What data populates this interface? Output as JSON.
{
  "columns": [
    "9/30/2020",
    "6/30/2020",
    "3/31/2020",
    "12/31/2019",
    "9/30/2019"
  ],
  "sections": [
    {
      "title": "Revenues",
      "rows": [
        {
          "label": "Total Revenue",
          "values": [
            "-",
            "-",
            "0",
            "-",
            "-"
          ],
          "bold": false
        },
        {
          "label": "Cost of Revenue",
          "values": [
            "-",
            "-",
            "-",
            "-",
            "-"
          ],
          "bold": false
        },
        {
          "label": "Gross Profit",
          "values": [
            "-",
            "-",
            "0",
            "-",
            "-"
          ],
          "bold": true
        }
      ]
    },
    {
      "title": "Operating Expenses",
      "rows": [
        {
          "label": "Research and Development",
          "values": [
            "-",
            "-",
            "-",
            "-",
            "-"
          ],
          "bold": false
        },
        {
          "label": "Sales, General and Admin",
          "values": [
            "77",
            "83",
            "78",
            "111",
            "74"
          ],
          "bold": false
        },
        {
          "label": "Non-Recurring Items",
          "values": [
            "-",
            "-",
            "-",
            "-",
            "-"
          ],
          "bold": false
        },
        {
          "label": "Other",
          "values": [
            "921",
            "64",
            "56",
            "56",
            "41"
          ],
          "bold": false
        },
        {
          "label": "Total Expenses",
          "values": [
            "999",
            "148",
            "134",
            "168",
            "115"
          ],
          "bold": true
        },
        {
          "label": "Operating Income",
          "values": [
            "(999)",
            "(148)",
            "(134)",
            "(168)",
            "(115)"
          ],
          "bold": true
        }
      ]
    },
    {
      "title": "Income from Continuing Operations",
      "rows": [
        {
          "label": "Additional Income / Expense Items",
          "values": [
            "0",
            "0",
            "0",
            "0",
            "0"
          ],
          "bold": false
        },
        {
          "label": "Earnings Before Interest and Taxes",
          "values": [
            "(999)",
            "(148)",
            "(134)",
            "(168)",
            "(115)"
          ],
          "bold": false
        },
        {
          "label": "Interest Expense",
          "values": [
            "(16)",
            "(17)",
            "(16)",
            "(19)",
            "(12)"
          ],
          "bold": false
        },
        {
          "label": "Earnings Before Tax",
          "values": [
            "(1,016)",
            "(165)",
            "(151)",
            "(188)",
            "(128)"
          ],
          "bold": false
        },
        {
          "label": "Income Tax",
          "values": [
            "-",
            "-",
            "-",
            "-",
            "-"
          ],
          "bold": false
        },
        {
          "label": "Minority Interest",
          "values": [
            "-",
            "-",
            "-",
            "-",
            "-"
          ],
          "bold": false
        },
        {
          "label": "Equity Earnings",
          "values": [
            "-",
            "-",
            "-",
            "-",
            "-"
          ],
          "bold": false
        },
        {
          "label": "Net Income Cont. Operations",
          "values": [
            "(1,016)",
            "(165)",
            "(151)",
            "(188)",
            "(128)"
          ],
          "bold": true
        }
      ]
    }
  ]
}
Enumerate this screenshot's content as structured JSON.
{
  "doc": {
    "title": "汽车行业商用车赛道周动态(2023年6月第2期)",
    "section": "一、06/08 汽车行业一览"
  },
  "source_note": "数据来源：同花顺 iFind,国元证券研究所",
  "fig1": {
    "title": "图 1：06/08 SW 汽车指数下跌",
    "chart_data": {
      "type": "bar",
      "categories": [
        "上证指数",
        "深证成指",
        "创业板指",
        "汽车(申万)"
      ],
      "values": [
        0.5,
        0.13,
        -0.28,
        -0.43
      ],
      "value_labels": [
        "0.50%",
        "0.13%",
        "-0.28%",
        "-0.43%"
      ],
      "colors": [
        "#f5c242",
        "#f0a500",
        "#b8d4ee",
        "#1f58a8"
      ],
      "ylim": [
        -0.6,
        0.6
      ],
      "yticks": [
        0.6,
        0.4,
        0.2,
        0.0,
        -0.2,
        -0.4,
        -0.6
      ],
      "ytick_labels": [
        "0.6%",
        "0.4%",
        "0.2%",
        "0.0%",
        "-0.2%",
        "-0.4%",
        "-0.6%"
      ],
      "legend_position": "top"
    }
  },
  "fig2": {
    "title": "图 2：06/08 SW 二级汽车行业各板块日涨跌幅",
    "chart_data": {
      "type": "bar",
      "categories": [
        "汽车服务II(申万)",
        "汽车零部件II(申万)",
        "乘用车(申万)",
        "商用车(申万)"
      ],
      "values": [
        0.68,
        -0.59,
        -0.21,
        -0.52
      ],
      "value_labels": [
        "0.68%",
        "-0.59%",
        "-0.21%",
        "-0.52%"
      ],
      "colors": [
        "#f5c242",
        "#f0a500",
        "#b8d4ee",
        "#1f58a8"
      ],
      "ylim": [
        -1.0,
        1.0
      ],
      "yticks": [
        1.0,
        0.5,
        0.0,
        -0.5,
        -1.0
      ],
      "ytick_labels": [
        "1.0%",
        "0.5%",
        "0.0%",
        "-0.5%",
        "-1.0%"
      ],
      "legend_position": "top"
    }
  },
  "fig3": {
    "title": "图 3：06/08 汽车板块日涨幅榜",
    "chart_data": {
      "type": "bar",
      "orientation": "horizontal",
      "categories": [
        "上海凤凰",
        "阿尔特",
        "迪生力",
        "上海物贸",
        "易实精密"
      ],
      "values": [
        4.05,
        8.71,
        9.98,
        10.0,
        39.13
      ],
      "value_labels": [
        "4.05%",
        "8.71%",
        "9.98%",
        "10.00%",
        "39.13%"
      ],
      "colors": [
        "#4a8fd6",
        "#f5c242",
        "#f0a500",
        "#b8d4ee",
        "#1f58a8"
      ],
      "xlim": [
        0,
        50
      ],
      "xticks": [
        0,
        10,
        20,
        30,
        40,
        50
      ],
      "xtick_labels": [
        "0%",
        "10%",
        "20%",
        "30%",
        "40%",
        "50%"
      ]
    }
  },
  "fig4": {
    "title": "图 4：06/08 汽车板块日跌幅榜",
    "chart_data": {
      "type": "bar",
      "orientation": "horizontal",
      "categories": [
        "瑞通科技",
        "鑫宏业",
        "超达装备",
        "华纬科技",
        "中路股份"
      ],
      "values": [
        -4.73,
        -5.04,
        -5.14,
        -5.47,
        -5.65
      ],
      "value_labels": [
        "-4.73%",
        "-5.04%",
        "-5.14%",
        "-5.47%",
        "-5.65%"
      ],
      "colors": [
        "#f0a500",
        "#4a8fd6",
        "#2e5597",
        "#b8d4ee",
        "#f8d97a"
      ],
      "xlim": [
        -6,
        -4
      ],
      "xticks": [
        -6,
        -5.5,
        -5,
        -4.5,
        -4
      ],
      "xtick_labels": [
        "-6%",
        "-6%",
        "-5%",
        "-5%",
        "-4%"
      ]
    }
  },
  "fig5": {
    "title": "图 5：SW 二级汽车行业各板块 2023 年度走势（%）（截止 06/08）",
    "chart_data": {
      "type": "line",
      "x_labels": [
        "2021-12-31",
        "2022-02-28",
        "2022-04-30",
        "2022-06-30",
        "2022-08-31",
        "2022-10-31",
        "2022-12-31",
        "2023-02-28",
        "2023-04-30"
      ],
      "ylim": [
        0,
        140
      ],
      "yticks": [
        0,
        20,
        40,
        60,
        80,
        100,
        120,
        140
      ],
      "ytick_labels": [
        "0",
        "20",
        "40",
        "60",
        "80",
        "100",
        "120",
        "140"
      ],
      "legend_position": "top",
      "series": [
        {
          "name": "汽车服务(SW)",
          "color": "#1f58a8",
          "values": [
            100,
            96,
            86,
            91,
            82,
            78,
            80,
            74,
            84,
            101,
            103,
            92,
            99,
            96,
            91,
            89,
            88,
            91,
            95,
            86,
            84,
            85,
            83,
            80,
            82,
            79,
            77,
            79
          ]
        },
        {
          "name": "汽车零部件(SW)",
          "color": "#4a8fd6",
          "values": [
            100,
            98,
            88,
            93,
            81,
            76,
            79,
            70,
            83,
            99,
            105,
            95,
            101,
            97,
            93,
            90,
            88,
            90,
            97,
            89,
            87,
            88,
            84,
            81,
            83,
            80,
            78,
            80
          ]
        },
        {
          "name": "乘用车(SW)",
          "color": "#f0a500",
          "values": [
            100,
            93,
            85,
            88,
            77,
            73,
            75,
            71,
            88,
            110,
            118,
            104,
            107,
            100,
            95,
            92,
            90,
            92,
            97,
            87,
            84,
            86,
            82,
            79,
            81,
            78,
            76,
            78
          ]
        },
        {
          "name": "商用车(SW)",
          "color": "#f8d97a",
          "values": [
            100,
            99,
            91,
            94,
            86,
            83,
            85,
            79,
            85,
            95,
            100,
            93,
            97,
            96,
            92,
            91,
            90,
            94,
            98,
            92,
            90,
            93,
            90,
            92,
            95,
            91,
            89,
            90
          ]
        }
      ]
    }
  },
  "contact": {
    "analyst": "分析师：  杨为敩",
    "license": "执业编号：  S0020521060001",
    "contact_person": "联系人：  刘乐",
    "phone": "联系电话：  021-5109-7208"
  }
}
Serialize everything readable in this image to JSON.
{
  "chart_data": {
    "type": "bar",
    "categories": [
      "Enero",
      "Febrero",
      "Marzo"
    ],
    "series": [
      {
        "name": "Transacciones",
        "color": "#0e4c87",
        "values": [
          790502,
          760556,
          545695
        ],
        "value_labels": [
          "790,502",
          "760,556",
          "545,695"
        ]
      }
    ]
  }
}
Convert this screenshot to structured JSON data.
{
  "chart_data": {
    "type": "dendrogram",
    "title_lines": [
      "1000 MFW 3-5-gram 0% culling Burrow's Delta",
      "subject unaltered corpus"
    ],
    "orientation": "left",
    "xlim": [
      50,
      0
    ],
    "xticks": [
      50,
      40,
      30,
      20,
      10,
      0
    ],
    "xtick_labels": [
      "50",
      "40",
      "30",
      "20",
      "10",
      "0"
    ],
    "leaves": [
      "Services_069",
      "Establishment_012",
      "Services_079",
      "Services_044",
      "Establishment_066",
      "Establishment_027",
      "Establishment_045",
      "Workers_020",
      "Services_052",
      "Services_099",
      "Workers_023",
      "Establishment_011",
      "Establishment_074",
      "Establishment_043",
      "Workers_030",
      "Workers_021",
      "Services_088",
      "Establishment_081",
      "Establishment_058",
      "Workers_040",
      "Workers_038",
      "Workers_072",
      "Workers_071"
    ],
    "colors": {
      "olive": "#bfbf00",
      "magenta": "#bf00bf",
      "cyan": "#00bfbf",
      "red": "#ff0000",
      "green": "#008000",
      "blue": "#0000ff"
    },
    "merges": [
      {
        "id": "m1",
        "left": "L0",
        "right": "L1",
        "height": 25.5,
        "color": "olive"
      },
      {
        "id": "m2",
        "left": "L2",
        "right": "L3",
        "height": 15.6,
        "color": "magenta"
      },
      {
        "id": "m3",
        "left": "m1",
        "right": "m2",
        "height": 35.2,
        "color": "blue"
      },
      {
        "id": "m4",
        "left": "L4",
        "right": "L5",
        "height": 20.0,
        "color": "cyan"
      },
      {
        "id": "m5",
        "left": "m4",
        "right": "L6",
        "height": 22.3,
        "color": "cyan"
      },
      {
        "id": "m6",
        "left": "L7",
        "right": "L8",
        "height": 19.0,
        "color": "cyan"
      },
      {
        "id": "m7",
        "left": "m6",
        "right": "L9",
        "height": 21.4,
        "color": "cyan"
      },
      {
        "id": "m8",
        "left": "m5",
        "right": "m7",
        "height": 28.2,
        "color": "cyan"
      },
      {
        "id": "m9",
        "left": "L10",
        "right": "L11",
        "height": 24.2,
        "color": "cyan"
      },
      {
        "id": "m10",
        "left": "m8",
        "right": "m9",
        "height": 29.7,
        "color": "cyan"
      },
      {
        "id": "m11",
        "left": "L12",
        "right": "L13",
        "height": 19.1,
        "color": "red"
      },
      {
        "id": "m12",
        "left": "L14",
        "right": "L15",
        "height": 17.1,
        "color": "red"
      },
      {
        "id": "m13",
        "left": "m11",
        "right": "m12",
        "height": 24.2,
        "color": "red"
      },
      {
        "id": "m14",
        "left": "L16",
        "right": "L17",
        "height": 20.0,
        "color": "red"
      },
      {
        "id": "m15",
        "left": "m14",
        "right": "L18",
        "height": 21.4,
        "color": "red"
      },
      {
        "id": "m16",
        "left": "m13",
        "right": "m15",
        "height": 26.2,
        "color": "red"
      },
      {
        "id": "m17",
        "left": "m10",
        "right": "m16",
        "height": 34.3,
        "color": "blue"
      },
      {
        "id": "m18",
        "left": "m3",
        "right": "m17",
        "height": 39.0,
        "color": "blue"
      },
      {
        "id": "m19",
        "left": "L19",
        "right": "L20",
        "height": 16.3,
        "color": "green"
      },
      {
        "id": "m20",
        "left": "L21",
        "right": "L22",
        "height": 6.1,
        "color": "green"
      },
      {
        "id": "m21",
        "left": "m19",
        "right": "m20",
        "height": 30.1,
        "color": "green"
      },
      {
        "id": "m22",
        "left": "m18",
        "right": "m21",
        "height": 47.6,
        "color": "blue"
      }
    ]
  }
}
● ● ● ● ●
_Do this_: Copy out each line of the listing that holds "Items".

_The solution_:
          "label": "Non-Recurring Items",
          "label": "Additional Income / Expense Items",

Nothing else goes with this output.